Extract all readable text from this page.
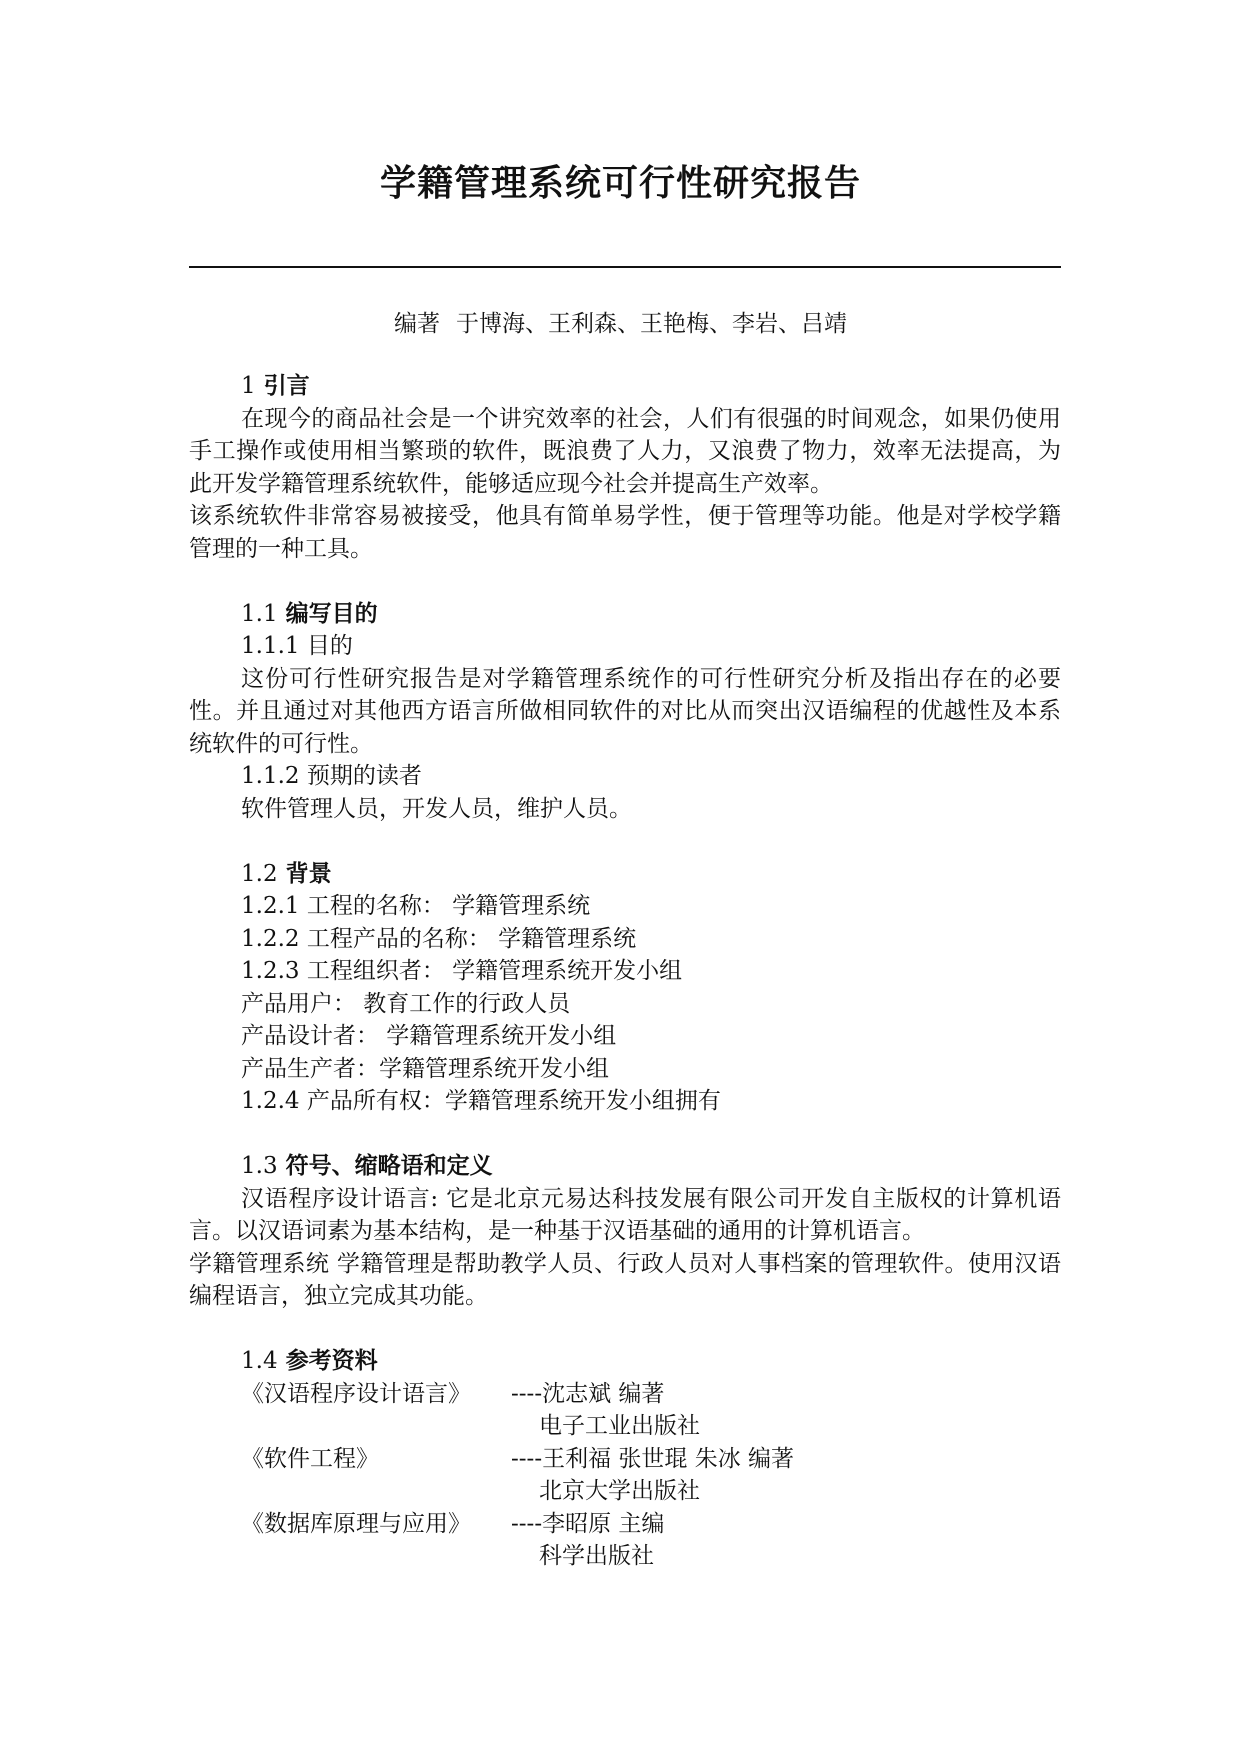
学籍管理系统可行性研究报告
编著 于博海、王利森、王艳梅、李岩、吕靖
1 引言

在现今的商品社会是一个讲究效率的社会，人们有很强的时间观念，如果仍使用手工操作或使用相当繁琐的软件，既浪费了人力，又浪费了物力，效率无法提高，为此开发学籍管理系统软件，能够适应现今社会并提高生产效率。

该系统软件非常容易被接受，他具有简单易学性，便于管理等功能。他是对学校学籍管理的一种工具。

1.1 编写目的
1.1.1 目的

这份可行性研究报告是对学籍管理系统作的可行性研究分析及指出存在的必要性。并且通过对其他西方语言所做相同软件的对比从而突出汉语编程的优越性及本系统软件的可行性。

1.1.2 预期的读者
软件管理人员，开发人员，维护人员。
1.2 背景
1.2.1 工程的名称： 学籍管理系统
1.2.2 工程产品的名称： 学籍管理系统
1.2.3 工程组织者： 学籍管理系统开发小组
产品用户： 教育工作的行政人员
产品设计者： 学籍管理系统开发小组
产品生产者：学籍管理系统开发小组
1.2.4 产品所有权：学籍管理系统开发小组拥有
1.3 符号、缩略语和定义

汉语程序设计语言: 它是北京元易达科技发展有限公司开发自主版权的计算机语言。以汉语词素为基本结构，是一种基于汉语基础的通用的计算机语言。

学籍管理系统 学籍管理是帮助教学人员、行政人员对人事档案的管理软件。使用汉语编程语言，独立完成其功能。

1.4 参考资料
《汉语程序设计语言》	----沈志斌 编著
电子工业出版社
《软件工程》	----王利福 张世琨 朱冰 编著
北京大学出版社
《数据库原理与应用》	----李昭原 主编
科学出版社
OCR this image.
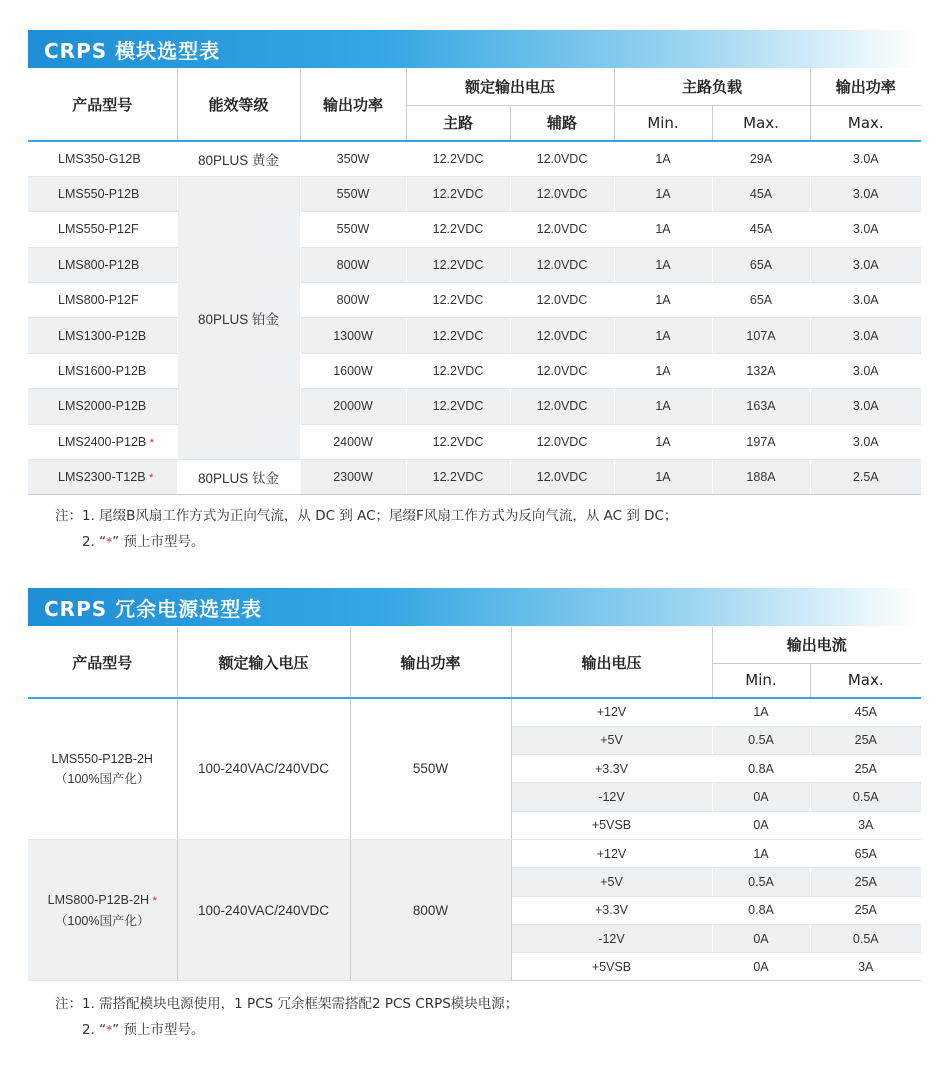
CRPS 模块选型表
产品型号	能效等级	输出功率	额定输出电压		主路负载		输出功率
			主路	辅路	Min.	Max.	Max.
LMS350-G12B	80PLUS 黄金	350W	12.2VDC	12.0VDC	1A	29A	3.0A
LMS550-P12B	80PLUS 铂金	550W	12.2VDC	12.0VDC	1A	45A	3.0A
LMS550-P12F		550W	12.2VDC	12.0VDC	1A	45A	3.0A
LMS800-P12B		800W	12.2VDC	12.0VDC	1A	65A	3.0A
LMS800-P12F		800W	12.2VDC	12.0VDC	1A	65A	3.0A
LMS1300-P12B		1300W	12.2VDC	12.0VDC	1A	107A	3.0A
LMS1600-P12B		1600W	12.2VDC	12.0VDC	1A	132A	3.0A
LMS2000-P12B		2000W	12.2VDC	12.0VDC	1A	163A	3.0A
LMS2400-P12B *		2400W	12.2VDC	12.0VDC	1A	197A	3.0A
LMS2300-T12B *	80PLUS 钛金	2300W	12.2VDC	12.0VDC	1A	188A	2.5A
注：1. 尾缀B风扇工作方式为正向气流，从 DC 到 AC；尾缀F风扇工作方式为反向气流，从 AC 到 DC；
2. “*” 预上市型号。
CRPS 冗余电源选型表
产品型号	额定输入电压	输出功率	输出电压	输出电流	
				Min.	Max.

LMS550-P12B-2H
（100%国产化）	100-240VAC/240VDC	550W	+12V	1A	45A
			+5V	0.5A	25A
			+3.3V	0.8A	25A
			-12V	0A	0.5A
			+5VSB	0A	3A

LMS800-P12B-2H *
（100%国产化）	100-240VAC/240VDC	800W	+12V	1A	65A
			+5V	0.5A	25A
			+3.3V	0.8A	25A
			-12V	0A	0.5A
			+5VSB	0A	3A
注：1. 需搭配模块电源使用，1 PCS 冗余框架需搭配2 PCS CRPS模块电源；
2. “*” 预上市型号。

******************************

Without including any picture, retype the entries exactly.

[REPLY]:
Extract all readable text from this page.
学籍管理系统可行性研究报告
编著 于博海、王利森、王艳梅、李岩、吕靖
1 引言

在现今的商品社会是一个讲究效率的社会，人们有很强的时间观念，如果仍使用手工操作或使用相当繁琐的软件，既浪费了人力，又浪费了物力，效率无法提高，为此开发学籍管理系统软件，能够适应现今社会并提高生产效率。

该系统软件非常容易被接受，他具有简单易学性，便于管理等功能。他是对学校学籍管理的一种工具。

1.1 编写目的
1.1.1 目的

这份可行性研究报告是对学籍管理系统作的可行性研究分析及指出存在的必要性。并且通过对其他西方语言所做相同软件的对比从而突出汉语编程的优越性及本系统软件的可行性。

1.1.2 预期的读者
软件管理人员，开发人员，维护人员。
1.2 背景
1.2.1 工程的名称： 学籍管理系统
1.2.2 工程产品的名称： 学籍管理系统
1.2.3 工程组织者： 学籍管理系统开发小组
产品用户： 教育工作的行政人员
产品设计者： 学籍管理系统开发小组
产品生产者：学籍管理系统开发小组
1.2.4 产品所有权：学籍管理系统开发小组拥有
1.3 符号、缩略语和定义

汉语程序设计语言: 它是北京元易达科技发展有限公司开发自主版权的计算机语言。以汉语词素为基本结构，是一种基于汉语基础的通用的计算机语言。

学籍管理系统 学籍管理是帮助教学人员、行政人员对人事档案的管理软件。使用汉语编程语言，独立完成其功能。

1.4 参考资料
《汉语程序设计语言》	----沈志斌 编著
电子工业出版社
《软件工程》	----王利福 张世琨 朱冰 编著
北京大学出版社
《数据库原理与应用》	----李昭原 主编
科学出版社
OCR this image.
CRPS 模块选型表
产品型号	能效等级	输出功率	额定输出电压		主路负载		输出功率
			主路	辅路	Min.	Max.	Max.
LMS350-G12B	80PLUS 黄金	350W	12.2VDC	12.0VDC	1A	29A	3.0A
LMS550-P12B	80PLUS 铂金	550W	12.2VDC	12.0VDC	1A	45A	3.0A
LMS550-P12F		550W	12.2VDC	12.0VDC	1A	45A	3.0A
LMS800-P12B		800W	12.2VDC	12.0VDC	1A	65A	3.0A
LMS800-P12F		800W	12.2VDC	12.0VDC	1A	65A	3.0A
LMS1300-P12B		1300W	12.2VDC	12.0VDC	1A	107A	3.0A
LMS1600-P12B		1600W	12.2VDC	12.0VDC	1A	132A	3.0A
LMS2000-P12B		2000W	12.2VDC	12.0VDC	1A	163A	3.0A
LMS2400-P12B *		2400W	12.2VDC	12.0VDC	1A	197A	3.0A
LMS2300-T12B *	80PLUS 钛金	2300W	12.2VDC	12.0VDC	1A	188A	2.5A
注：1. 尾缀B风扇工作方式为正向气流，从 DC 到 AC；尾缀F风扇工作方式为反向气流，从 AC 到 DC；
2. “*” 预上市型号。
CRPS 冗余电源选型表
产品型号	额定输入电压	输出功率	输出电压	输出电流	
				Min.	Max.

LMS550-P12B-2H
（100%国产化）	100-240VAC/240VDC	550W	+12V	1A	45A
			+5V	0.5A	25A
			+3.3V	0.8A	25A
			-12V	0A	0.5A
			+5VSB	0A	3A

LMS800-P12B-2H *
（100%国产化）	100-240VAC/240VDC	800W	+12V	1A	65A
			+5V	0.5A	25A
			+3.3V	0.8A	25A
			-12V	0A	0.5A
			+5VSB	0A	3A
注：1. 需搭配模块电源使用，1 PCS 冗余框架需搭配2 PCS CRPS模块电源；
2. “*” 预上市型号。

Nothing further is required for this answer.